• **DATASET ROWS**
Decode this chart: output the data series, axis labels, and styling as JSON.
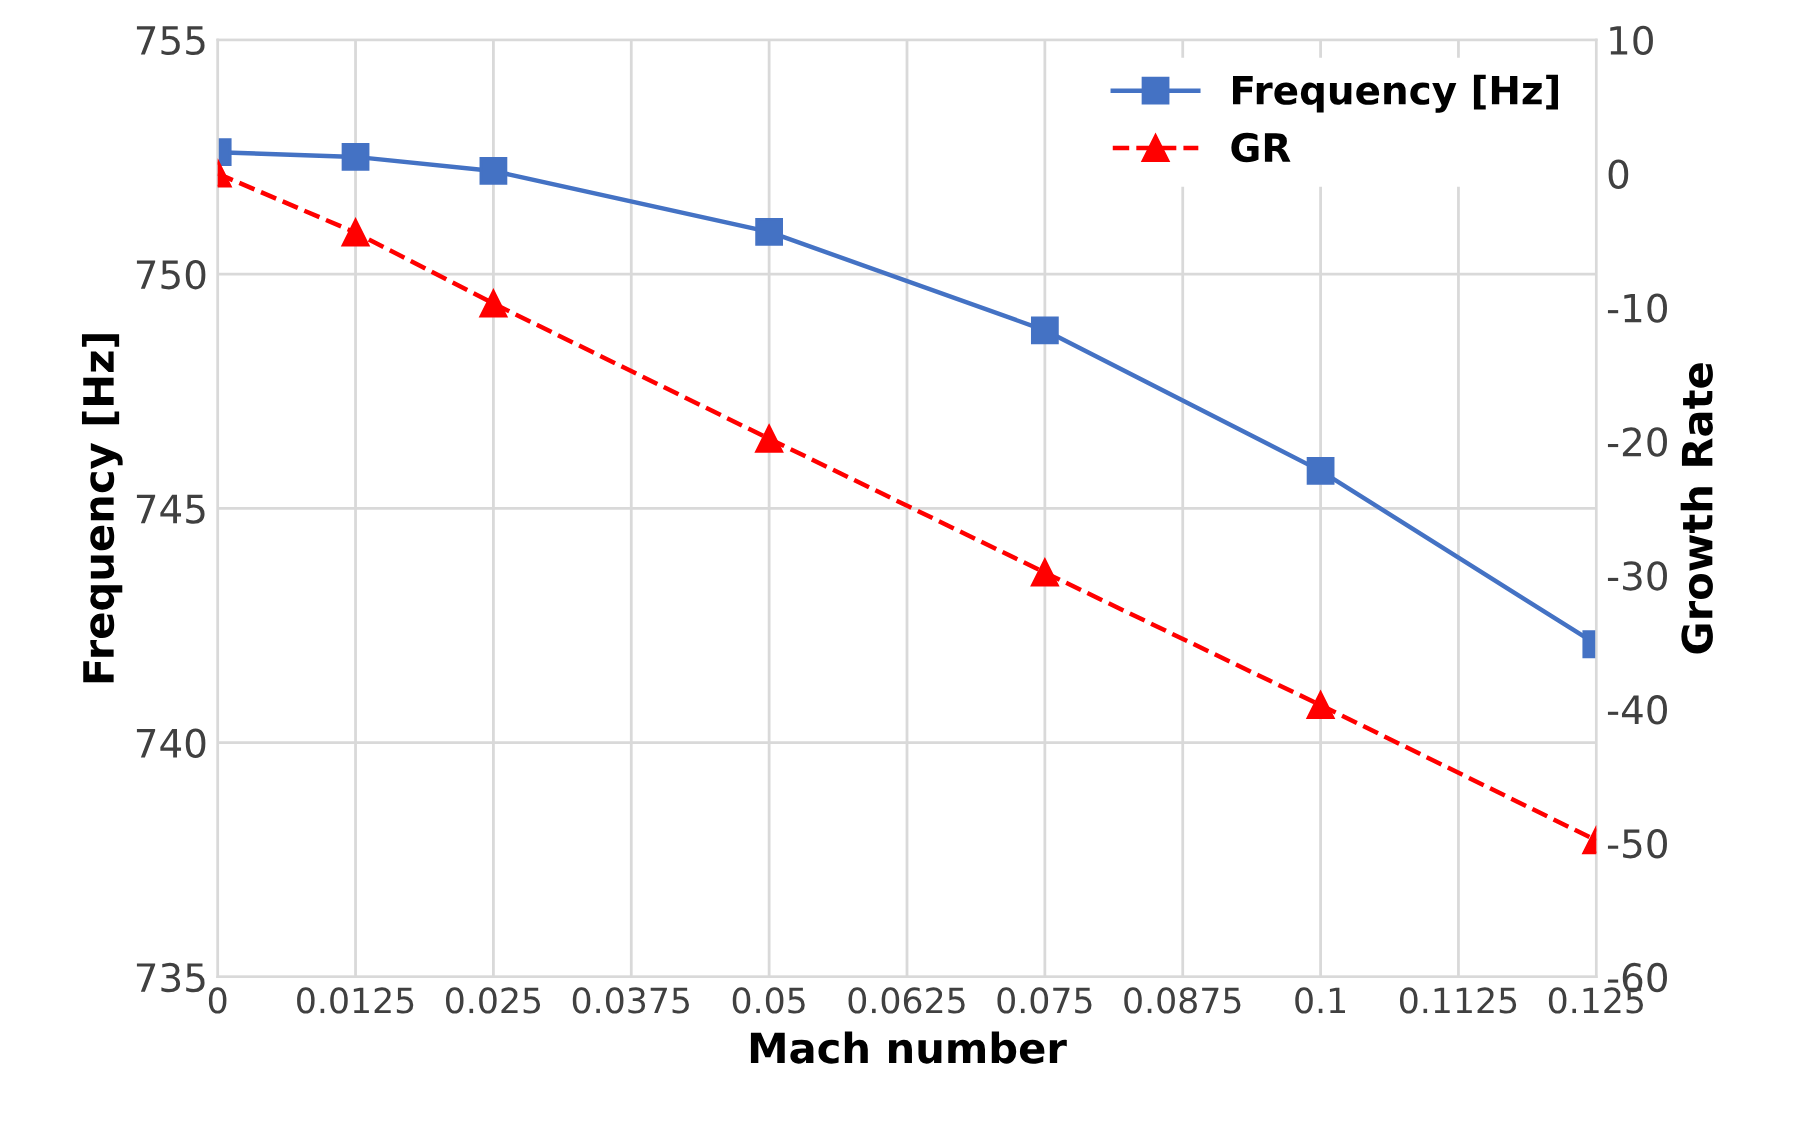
{
  "chart_data": {
    "type": "line",
    "xlabel": "Mach number",
    "ylabel": "Frequency [Hz]",
    "y2label": "Growth Rate",
    "x": [
      0,
      0.0125,
      0.025,
      0.05,
      0.075,
      0.1,
      0.125
    ],
    "series": [
      {
        "name": "Frequency [Hz]",
        "color": "#4472c4",
        "marker": "square",
        "line_style": "solid",
        "values": [
          752.6,
          752.5,
          752.2,
          750.9,
          748.8,
          745.8,
          742.1
        ]
      },
      {
        "name": "GR",
        "color": "#ff0000",
        "marker": "triangle",
        "line_style": "dashed",
        "axis": "y2",
        "values": [
          0,
          -4.4,
          -9.7,
          -19.8,
          -29.8,
          -39.7,
          -49.8
        ]
      }
    ],
    "xlim": [
      0,
      0.125
    ],
    "xticks": [
      0,
      0.0125,
      0.025,
      0.0375,
      0.05,
      0.0625,
      0.075,
      0.0875,
      0.1,
      0.1125,
      0.125
    ],
    "ylim": [
      735,
      755
    ],
    "yticks": [
      735,
      740,
      745,
      750,
      755
    ],
    "y2lim": [
      -60,
      10
    ],
    "y2ticks": [
      -60,
      -50,
      -40,
      -30,
      -20,
      -10,
      0,
      10
    ],
    "grid": true,
    "legend": "top right"
  }
}
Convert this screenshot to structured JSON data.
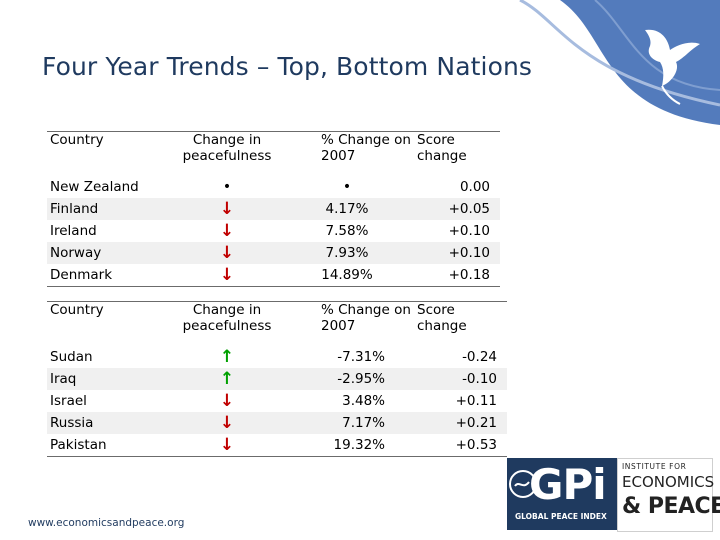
{
  "slide": {
    "title": "Four Year Trends – Top, Bottom Nations",
    "footer": "www.economicsandpeace.org"
  },
  "colors": {
    "title": "#1f3a5f",
    "decrease_arrow": "#c00000",
    "increase_arrow": "#00a000",
    "band": "#f0f0f0",
    "corner_blue": "#4a74b8"
  },
  "headers": {
    "country": "Country",
    "change_line1": "Change in",
    "change_line2": "peacefulness",
    "pct_line1": "% Change on",
    "pct_line2": "2007",
    "score_line1": "Score",
    "score_line2": "change"
  },
  "top_nations": [
    {
      "country": "New Zealand",
      "change": "•",
      "change_kind": "dot",
      "pct": "•",
      "score": "0.00"
    },
    {
      "country": "Finland",
      "change": "↓",
      "change_kind": "down",
      "pct": "4.17%",
      "score": "+0.05"
    },
    {
      "country": "Ireland",
      "change": "↓",
      "change_kind": "down",
      "pct": "7.58%",
      "score": "+0.10"
    },
    {
      "country": "Norway",
      "change": "↓",
      "change_kind": "down",
      "pct": "7.93%",
      "score": "+0.10"
    },
    {
      "country": "Denmark",
      "change": "↓",
      "change_kind": "down",
      "pct": "14.89%",
      "score": "+0.18"
    }
  ],
  "bottom_nations": [
    {
      "country": "Sudan",
      "change": "↑",
      "change_kind": "up",
      "pct": "-7.31%",
      "score": "-0.24"
    },
    {
      "country": "Iraq",
      "change": "↑",
      "change_kind": "up",
      "pct": "-2.95%",
      "score": "-0.10"
    },
    {
      "country": "Israel",
      "change": "↓",
      "change_kind": "down",
      "pct": "3.48%",
      "score": "+0.11"
    },
    {
      "country": "Russia",
      "change": "↓",
      "change_kind": "down",
      "pct": "7.17%",
      "score": "+0.21"
    },
    {
      "country": "Pakistan",
      "change": "↓",
      "change_kind": "down",
      "pct": "19.32%",
      "score": "+0.53"
    }
  ],
  "logos": {
    "gpi_mark": "GPi",
    "gpi_name": "GLOBAL PEACE INDEX",
    "iep_line1": "INSTITUTE FOR",
    "iep_line2": "ECONOMICS",
    "iep_line3": "& PEACE",
    "corner_icon": "dove-icon"
  }
}
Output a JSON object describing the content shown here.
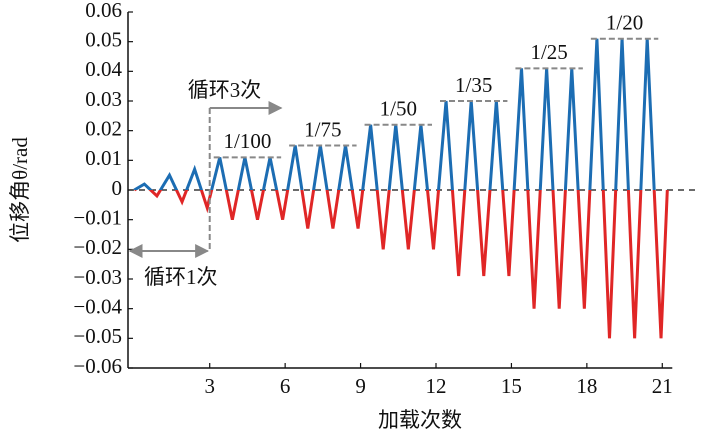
{
  "chart_data": {
    "type": "line",
    "x_label": "加载次数",
    "y_label": "位移角θ/rad",
    "xlim": [
      -0.25,
      22.5
    ],
    "ylim": [
      -0.06,
      0.06
    ],
    "xticks": [
      3,
      6,
      9,
      12,
      15,
      18,
      21
    ],
    "yticks": [
      0.06,
      0.05,
      0.04,
      0.03,
      0.02,
      0.01,
      0,
      {
        "value": -0.01,
        "label": "−0.01"
      },
      {
        "value": -0.02,
        "label": "−0.02"
      },
      {
        "value": -0.03,
        "label": "−0.03"
      },
      {
        "value": -0.04,
        "label": "−0.04"
      },
      {
        "value": -0.05,
        "label": "−0.05"
      },
      {
        "value": -0.06,
        "label": "−0.06"
      }
    ],
    "positive_color": "#1c6db3",
    "negative_color": "#e02626",
    "x": [
      0,
      0.4,
      0.9,
      1.4,
      1.9,
      2.4,
      2.9,
      3.4,
      3.9,
      4.4,
      4.9,
      5.4,
      5.9,
      6.4,
      6.9,
      7.4,
      7.9,
      8.4,
      8.9,
      9.4,
      9.9,
      10.4,
      10.9,
      11.4,
      11.9,
      12.4,
      12.9,
      13.4,
      13.9,
      14.4,
      14.9,
      15.4,
      15.9,
      16.4,
      16.9,
      17.4,
      17.9,
      18.4,
      18.9,
      19.4,
      19.9,
      20.4,
      20.95,
      21.2
    ],
    "values": [
      0,
      0.002,
      -0.002,
      0.005,
      -0.004,
      0.007,
      -0.006,
      0.011,
      -0.01,
      0.011,
      -0.01,
      0.011,
      -0.01,
      0.015,
      -0.013,
      0.015,
      -0.013,
      0.015,
      -0.013,
      0.022,
      -0.02,
      0.022,
      -0.02,
      0.022,
      -0.02,
      0.03,
      -0.029,
      0.03,
      -0.029,
      0.03,
      -0.029,
      0.041,
      -0.04,
      0.041,
      -0.04,
      0.041,
      -0.04,
      0.051,
      -0.05,
      0.051,
      -0.05,
      0.051,
      -0.05,
      0
    ],
    "level_labels": [
      {
        "text": "1/100",
        "x": [
          3,
          6
        ]
      },
      {
        "text": "1/75",
        "x": [
          6,
          9
        ]
      },
      {
        "text": "1/50",
        "x": [
          9,
          12
        ]
      },
      {
        "text": "1/35",
        "x": [
          12,
          15
        ]
      },
      {
        "text": "1/25",
        "x": [
          15,
          18
        ]
      },
      {
        "text": "1/20",
        "x": [
          18,
          21
        ]
      }
    ],
    "cycle_notes": [
      {
        "text": "循环3次",
        "x": [
          3,
          6
        ]
      },
      {
        "text": "循环1次",
        "x": [
          0,
          3
        ]
      }
    ]
  }
}
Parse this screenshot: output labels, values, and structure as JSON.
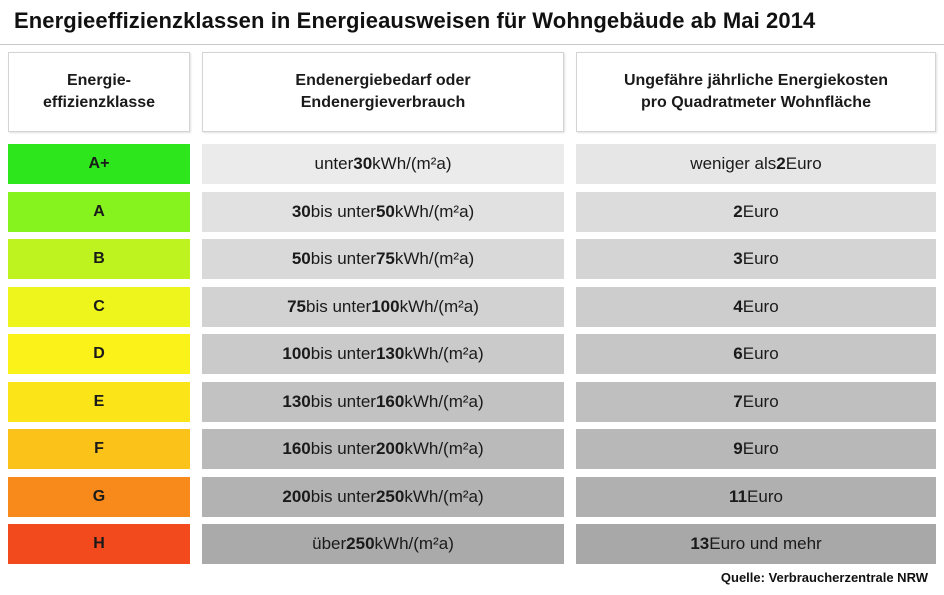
{
  "title": "Energieeffizienzklassen in Energieausweisen für Wohngebäude ab Mai 2014",
  "header": {
    "col1": [
      "Energie-",
      "effizienzklasse"
    ],
    "col2": [
      "Endenergiebedarf oder",
      "Endenergieverbrauch"
    ],
    "col3": [
      "Ungefähre jährliche Energiekosten",
      "pro Quadratmeter Wohnfläche"
    ]
  },
  "rows": [
    {
      "class": "A+",
      "class_color": "#2ee61c",
      "value_bg": "#ebebeb",
      "cost_bg": "#e6e6e6",
      "demand": "unter 30 kWh/(m²a)",
      "cost": "weniger als 2 Euro"
    },
    {
      "class": "A",
      "class_color": "#86f21e",
      "value_bg": "#e1e1e1",
      "cost_bg": "#dcdcdc",
      "demand": "30 bis unter 50 kWh/(m²a)",
      "cost": "2 Euro"
    },
    {
      "class": "B",
      "class_color": "#bef320",
      "value_bg": "#d9d9d9",
      "cost_bg": "#d4d4d4",
      "demand": "50 bis unter 75 kWh/(m²a)",
      "cost": "3 Euro"
    },
    {
      "class": "C",
      "class_color": "#eef51c",
      "value_bg": "#d2d2d2",
      "cost_bg": "#cdcdcd",
      "demand": "75 bis unter 100 kWh/(m²a)",
      "cost": "4 Euro"
    },
    {
      "class": "D",
      "class_color": "#fbf21a",
      "value_bg": "#cacaca",
      "cost_bg": "#c6c6c6",
      "demand": "100 bis unter 130 kWh/(m²a)",
      "cost": "6 Euro"
    },
    {
      "class": "E",
      "class_color": "#fbe519",
      "value_bg": "#c2c2c2",
      "cost_bg": "#bfbfbf",
      "demand": "130 bis unter 160 kWh/(m²a)",
      "cost": "7 Euro"
    },
    {
      "class": "F",
      "class_color": "#fbc21a",
      "value_bg": "#bababa",
      "cost_bg": "#b8b8b8",
      "demand": "160 bis unter 200 kWh/(m²a)",
      "cost": "9 Euro"
    },
    {
      "class": "G",
      "class_color": "#f88a1c",
      "value_bg": "#b2b2b2",
      "cost_bg": "#b0b0b0",
      "demand": "200 bis unter 250 kWh/(m²a)",
      "cost": "11 Euro"
    },
    {
      "class": "H",
      "class_color": "#f24a1c",
      "value_bg": "#aaaaaa",
      "cost_bg": "#a8a8a8",
      "demand": "über 250 kWh/(m²a)",
      "cost": "13 Euro und mehr"
    }
  ],
  "source": "Quelle: Verbraucherzentrale NRW"
}
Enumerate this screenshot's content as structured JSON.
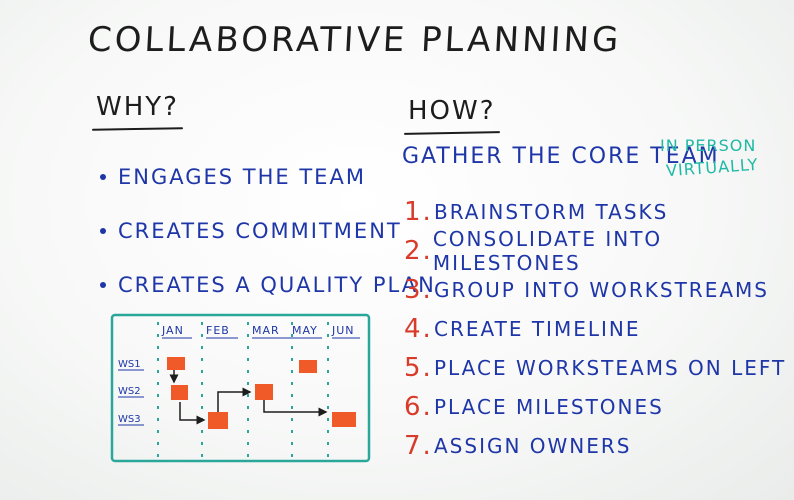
{
  "title": "COLLABORATIVE PLANNING",
  "why": {
    "heading": "WHY?",
    "items": [
      "ENGAGES THE TEAM",
      "CREATES COMMITMENT",
      "CREATES A QUALITY PLAN"
    ]
  },
  "how": {
    "heading": "HOW?",
    "gather": "GATHER THE CORE TEAM",
    "modes": [
      "IN PERSON",
      "VIRTUALLY"
    ],
    "steps": [
      {
        "num": "1.",
        "text": "BRAINSTORM TASKS"
      },
      {
        "num": "2.",
        "text": "CONSOLIDATE INTO MILESTONES"
      },
      {
        "num": "3.",
        "text": "GROUP INTO WORKSTREAMS"
      },
      {
        "num": "4.",
        "text": "CREATE TIMELINE"
      },
      {
        "num": "5.",
        "text": "PLACE WORKSTEAMS ON LEFT"
      },
      {
        "num": "6.",
        "text": "PLACE MILESTONES"
      },
      {
        "num": "7.",
        "text": "ASSIGN OWNERS"
      }
    ]
  },
  "timeline": {
    "months": [
      "JAN",
      "FEB",
      "MAR",
      "MAY",
      "JUN"
    ],
    "workstreams": [
      "WS1",
      "WS2",
      "WS3"
    ],
    "colors": {
      "frame": "#2aa79a",
      "milestone": "#f05a28",
      "ink": "#1d1d1d",
      "label": "#1e36a8"
    }
  }
}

• **TO DO**
Copy out every line from the data above that has "INTO" in it.

• **COMPLETED TASK**
        "text": "CONSOLIDATE INTO MILESTONES"
        "text": "GROUP INTO WORKSTREAMS"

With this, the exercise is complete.